● **Exercise details**:
Show each line that has the string "Hydrophilicity" in it.

** begin Dataset rows **

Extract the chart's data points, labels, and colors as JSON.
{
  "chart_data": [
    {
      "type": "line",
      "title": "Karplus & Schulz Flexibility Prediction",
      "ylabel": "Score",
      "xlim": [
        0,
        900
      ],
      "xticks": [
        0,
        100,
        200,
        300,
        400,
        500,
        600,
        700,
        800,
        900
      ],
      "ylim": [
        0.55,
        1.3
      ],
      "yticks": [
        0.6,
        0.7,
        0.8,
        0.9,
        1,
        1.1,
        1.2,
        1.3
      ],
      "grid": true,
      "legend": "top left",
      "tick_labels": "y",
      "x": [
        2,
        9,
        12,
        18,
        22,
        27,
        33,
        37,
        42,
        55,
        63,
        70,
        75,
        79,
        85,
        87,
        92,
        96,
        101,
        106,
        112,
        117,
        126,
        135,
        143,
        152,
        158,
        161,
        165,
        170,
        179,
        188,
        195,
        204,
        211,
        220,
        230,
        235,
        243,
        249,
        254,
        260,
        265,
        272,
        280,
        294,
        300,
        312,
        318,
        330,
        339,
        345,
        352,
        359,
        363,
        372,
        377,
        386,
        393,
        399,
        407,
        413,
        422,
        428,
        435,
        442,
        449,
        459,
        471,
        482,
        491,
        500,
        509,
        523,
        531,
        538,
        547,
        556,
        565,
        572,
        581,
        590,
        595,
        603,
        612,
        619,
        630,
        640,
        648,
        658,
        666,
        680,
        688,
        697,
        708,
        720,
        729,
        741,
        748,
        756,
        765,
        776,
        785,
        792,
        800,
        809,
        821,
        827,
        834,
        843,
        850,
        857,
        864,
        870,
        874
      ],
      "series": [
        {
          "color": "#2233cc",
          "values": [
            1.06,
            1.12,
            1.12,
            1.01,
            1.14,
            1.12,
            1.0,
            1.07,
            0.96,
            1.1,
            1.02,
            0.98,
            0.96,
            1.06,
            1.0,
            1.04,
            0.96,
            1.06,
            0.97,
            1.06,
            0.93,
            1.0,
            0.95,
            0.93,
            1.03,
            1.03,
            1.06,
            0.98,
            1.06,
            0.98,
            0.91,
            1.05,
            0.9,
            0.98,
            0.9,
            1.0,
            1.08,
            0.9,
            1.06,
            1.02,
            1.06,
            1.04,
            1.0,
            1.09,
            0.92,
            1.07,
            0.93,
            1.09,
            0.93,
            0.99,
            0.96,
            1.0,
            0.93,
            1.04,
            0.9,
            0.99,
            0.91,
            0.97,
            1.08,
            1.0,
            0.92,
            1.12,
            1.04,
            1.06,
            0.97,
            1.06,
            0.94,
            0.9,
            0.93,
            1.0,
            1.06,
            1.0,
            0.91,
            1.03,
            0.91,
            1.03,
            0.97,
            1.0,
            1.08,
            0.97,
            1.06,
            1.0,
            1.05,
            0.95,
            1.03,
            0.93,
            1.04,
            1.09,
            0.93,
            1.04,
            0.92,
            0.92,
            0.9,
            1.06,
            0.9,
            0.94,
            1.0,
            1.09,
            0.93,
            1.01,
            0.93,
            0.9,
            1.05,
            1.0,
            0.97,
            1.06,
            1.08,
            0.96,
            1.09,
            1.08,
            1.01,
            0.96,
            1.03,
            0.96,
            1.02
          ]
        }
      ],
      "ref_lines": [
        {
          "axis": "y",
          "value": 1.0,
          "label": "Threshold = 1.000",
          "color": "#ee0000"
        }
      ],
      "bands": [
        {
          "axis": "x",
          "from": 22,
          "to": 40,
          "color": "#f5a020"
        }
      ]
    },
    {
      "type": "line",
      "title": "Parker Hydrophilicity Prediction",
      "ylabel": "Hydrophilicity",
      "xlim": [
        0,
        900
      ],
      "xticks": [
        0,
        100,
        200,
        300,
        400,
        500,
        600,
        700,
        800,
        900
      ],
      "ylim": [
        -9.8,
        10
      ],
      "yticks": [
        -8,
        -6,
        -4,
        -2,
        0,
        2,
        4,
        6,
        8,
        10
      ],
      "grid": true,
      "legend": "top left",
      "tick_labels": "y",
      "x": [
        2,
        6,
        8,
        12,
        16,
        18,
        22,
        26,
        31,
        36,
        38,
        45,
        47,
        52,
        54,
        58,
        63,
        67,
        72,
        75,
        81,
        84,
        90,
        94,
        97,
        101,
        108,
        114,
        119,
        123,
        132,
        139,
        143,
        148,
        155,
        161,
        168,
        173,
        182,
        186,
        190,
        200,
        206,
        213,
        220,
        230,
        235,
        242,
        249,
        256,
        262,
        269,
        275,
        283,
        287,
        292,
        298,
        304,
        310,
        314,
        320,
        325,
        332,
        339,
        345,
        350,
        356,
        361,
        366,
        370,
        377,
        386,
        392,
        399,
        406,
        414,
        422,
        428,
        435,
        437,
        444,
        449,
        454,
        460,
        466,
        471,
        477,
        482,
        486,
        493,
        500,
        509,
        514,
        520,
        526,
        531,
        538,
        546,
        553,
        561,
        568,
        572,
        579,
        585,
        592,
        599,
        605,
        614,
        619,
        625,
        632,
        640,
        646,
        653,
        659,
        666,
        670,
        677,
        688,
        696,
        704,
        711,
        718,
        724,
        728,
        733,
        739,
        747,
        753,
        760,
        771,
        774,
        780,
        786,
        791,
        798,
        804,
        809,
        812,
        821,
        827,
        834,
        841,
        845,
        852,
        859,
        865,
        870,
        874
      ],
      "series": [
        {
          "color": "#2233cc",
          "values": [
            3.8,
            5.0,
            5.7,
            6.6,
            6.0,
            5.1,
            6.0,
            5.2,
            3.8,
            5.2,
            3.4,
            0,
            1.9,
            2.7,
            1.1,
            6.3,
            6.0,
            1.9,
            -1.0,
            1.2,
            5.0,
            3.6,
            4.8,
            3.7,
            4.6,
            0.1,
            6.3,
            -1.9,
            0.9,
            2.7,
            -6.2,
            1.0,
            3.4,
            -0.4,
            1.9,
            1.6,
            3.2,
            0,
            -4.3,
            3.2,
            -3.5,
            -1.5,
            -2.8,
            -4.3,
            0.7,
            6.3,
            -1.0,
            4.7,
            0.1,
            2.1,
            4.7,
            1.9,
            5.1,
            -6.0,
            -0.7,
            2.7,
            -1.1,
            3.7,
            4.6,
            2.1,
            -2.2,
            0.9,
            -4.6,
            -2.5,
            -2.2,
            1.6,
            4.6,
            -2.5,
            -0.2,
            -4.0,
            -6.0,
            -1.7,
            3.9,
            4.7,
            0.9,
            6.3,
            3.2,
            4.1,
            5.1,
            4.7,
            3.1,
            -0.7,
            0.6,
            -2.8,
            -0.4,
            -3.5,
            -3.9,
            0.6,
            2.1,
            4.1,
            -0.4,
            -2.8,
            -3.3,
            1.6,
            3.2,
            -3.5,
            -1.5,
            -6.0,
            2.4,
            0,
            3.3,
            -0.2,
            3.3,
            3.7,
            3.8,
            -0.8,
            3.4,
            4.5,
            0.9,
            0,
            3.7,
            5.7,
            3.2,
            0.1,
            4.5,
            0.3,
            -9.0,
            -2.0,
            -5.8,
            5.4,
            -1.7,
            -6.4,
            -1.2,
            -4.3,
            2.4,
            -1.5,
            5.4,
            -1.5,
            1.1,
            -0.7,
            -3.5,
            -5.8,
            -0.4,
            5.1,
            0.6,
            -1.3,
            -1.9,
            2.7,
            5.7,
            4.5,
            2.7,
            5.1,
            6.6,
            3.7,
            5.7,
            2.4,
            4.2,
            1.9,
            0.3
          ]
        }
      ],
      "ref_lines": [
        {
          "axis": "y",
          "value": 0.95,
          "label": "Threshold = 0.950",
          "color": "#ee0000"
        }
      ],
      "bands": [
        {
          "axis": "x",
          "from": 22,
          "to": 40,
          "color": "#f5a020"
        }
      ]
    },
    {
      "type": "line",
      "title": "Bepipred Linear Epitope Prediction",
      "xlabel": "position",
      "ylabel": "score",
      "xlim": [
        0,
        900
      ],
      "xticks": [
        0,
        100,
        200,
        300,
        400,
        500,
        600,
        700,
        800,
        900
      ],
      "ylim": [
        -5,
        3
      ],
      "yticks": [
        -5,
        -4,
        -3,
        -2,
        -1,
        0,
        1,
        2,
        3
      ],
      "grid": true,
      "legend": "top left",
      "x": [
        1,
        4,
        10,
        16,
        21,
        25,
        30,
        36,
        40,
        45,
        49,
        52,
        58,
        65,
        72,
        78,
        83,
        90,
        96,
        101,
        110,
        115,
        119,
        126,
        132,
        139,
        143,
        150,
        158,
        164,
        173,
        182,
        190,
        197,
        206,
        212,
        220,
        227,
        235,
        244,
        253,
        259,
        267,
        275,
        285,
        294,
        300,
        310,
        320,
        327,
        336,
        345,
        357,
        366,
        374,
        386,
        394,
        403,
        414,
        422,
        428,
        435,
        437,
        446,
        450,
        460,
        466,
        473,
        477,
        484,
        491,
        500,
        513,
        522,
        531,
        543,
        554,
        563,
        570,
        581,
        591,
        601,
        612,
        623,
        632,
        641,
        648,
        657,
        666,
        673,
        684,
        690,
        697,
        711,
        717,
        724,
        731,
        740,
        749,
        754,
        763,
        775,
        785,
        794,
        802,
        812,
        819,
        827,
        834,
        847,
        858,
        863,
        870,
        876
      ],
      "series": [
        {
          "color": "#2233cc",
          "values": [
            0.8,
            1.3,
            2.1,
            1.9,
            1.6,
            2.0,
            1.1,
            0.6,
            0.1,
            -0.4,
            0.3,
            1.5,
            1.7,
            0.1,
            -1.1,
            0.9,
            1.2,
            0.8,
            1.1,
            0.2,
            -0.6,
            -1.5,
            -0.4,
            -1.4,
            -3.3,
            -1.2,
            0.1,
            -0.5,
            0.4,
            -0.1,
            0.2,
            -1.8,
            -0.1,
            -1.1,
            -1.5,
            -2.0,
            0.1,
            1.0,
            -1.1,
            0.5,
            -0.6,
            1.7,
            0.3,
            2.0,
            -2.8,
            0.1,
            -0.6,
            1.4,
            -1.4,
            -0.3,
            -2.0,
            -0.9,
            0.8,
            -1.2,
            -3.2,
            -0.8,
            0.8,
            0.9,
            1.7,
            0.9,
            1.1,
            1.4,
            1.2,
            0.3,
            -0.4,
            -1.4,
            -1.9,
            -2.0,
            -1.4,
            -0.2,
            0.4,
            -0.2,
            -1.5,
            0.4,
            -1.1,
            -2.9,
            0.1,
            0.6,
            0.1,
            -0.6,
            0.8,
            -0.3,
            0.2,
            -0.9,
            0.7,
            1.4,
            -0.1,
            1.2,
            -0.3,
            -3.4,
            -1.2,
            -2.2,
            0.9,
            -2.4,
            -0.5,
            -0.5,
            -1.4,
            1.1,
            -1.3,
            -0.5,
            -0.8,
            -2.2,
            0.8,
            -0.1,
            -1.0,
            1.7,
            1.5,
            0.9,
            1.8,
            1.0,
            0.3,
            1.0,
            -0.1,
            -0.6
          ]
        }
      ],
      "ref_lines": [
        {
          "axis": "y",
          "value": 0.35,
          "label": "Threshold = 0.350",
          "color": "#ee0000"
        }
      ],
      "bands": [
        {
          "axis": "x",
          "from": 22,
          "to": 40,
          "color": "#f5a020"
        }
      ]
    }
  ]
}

** end Dataset rows **

● **The response**:
      "title": "Parker Hydrophilicity Prediction",
      "ylabel": "Hydrophilicity",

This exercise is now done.